[Recorded data]
☆ ☆ ☆

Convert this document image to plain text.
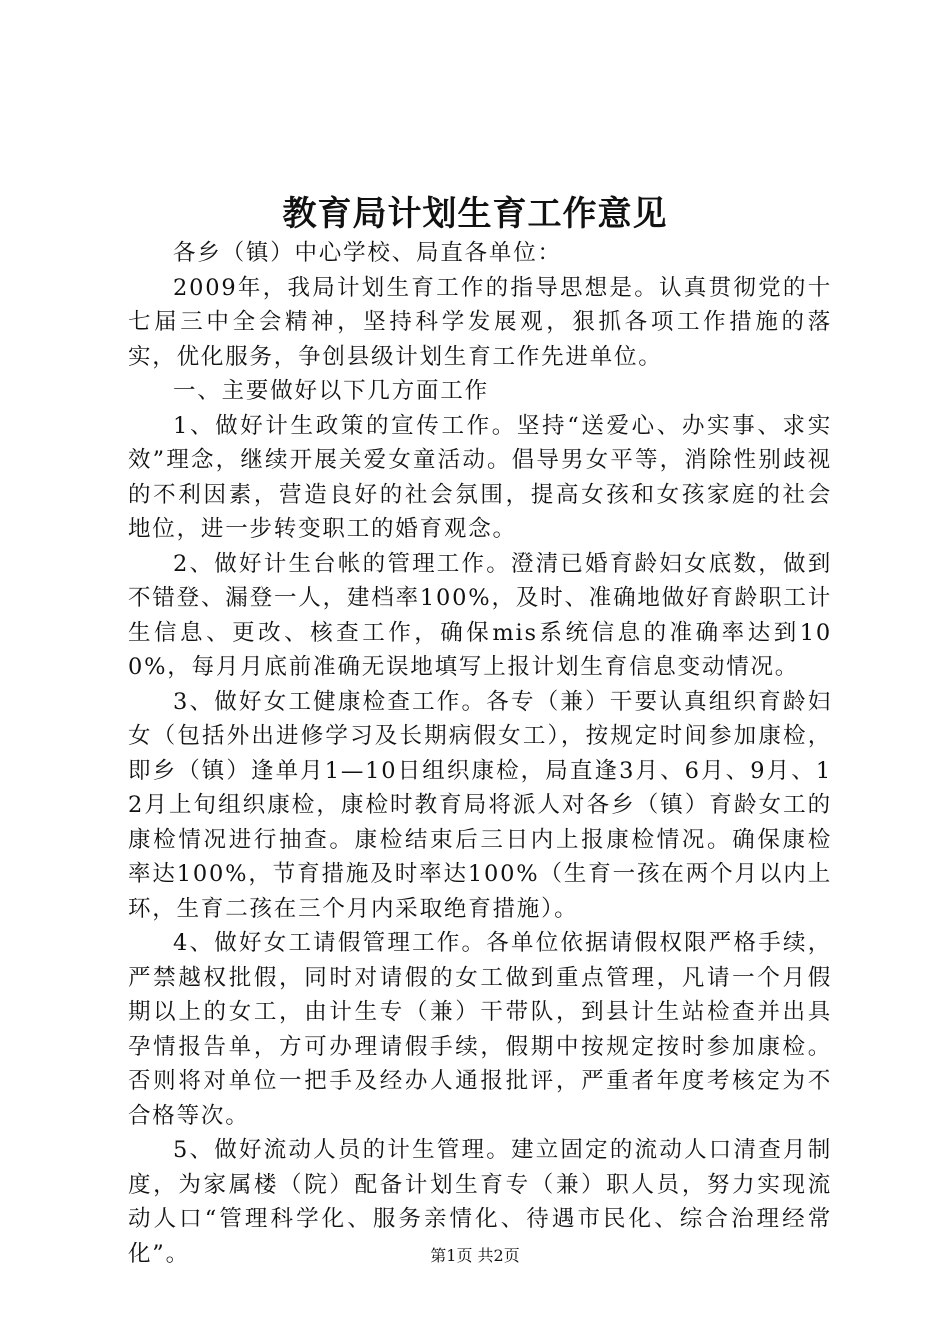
教育局计划生育工作意见

各乡（镇）中心学校、局直各单位：

2009年，我局计划生育工作的指导思想是。认真贯彻党的十七届三中全会精神，坚持科学发展观，狠抓各项工作措施的落实，优化服务，争创县级计划生育工作先进单位。

一、主要做好以下几方面工作

1、做好计生政策的宣传工作。坚持“送爱心、办实事、求实效”理念，继续开展关爱女童活动。倡导男女平等，消除性别歧视的不利因素，营造良好的社会氛围，提高女孩和女孩家庭的社会地位，进一步转变职工的婚育观念。

2、做好计生台帐的管理工作。澄清已婚育龄妇女底数，做到不错登、漏登一人，建档率100%，及时、准确地做好育龄职工计生信息、更改、核查工作，确保mis系统信息的准确率达到100%，每月月底前准确无误地填写上报计划生育信息变动情况。

3、做好女工健康检查工作。各专（兼）干要认真组织育龄妇女（包括外出进修学习及长期病假女工），按规定时间参加康检，即乡（镇）逢单月1—10日组织康检，局直逢3月、6月、9月、12月上旬组织康检，康检时教育局将派人对各乡（镇）育龄女工的康检情况进行抽查。康检结束后三日内上报康检情况。确保康检率达100%，节育措施及时率达100%（生育一孩在两个月以内上环，生育二孩在三个月内采取绝育措施）。

4、做好女工请假管理工作。各单位依据请假权限严格手续，严禁越权批假，同时对请假的女工做到重点管理，凡请一个月假期以上的女工，由计生专（兼）干带队，到县计生站检查并出具孕情报告单，方可办理请假手续，假期中按规定按时参加康检。否则将对单位一把手及经办人通报批评，严重者年度考核定为不合格等次。

5、做好流动人员的计生管理。建立固定的流动人口清查月制度，为家属楼（院）配备计划生育专（兼）职人员，努力实现流动人口“管理科学化、服务亲情化、待遇市民化、综合治理经常化”。	第1页 共2页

☆ ☆ ☆

**TO BE DONE**.
Transcribe the complete set of entries verbatim. No pictures belong in the copy.

**RESPONSE TO THIS EXERCISE**.
Convert this document image to plain text.
教育局计划生育工作意见

各乡（镇）中心学校、局直各单位：

2009年，我局计划生育工作的指导思想是。认真贯彻党的十七届三中全会精神，坚持科学发展观，狠抓各项工作措施的落实，优化服务，争创县级计划生育工作先进单位。

一、主要做好以下几方面工作

1、做好计生政策的宣传工作。坚持“送爱心、办实事、求实效”理念，继续开展关爱女童活动。倡导男女平等，消除性别歧视的不利因素，营造良好的社会氛围，提高女孩和女孩家庭的社会地位，进一步转变职工的婚育观念。

2、做好计生台帐的管理工作。澄清已婚育龄妇女底数，做到不错登、漏登一人，建档率100%，及时、准确地做好育龄职工计生信息、更改、核查工作，确保mis系统信息的准确率达到100%，每月月底前准确无误地填写上报计划生育信息变动情况。

3、做好女工健康检查工作。各专（兼）干要认真组织育龄妇女（包括外出进修学习及长期病假女工），按规定时间参加康检，即乡（镇）逢单月1—10日组织康检，局直逢3月、6月、9月、12月上旬组织康检，康检时教育局将派人对各乡（镇）育龄女工的康检情况进行抽查。康检结束后三日内上报康检情况。确保康检率达100%，节育措施及时率达100%（生育一孩在两个月以内上环，生育二孩在三个月内采取绝育措施）。

4、做好女工请假管理工作。各单位依据请假权限严格手续，严禁越权批假，同时对请假的女工做到重点管理，凡请一个月假期以上的女工，由计生专（兼）干带队，到县计生站检查并出具孕情报告单，方可办理请假手续，假期中按规定按时参加康检。否则将对单位一把手及经办人通报批评，严重者年度考核定为不合格等次。

5、做好流动人员的计生管理。建立固定的流动人口清查月制度，为家属楼（院）配备计划生育专（兼）职人员，努力实现流动人口“管理科学化、服务亲情化、待遇市民化、综合治理经常化”。	第1页 共2页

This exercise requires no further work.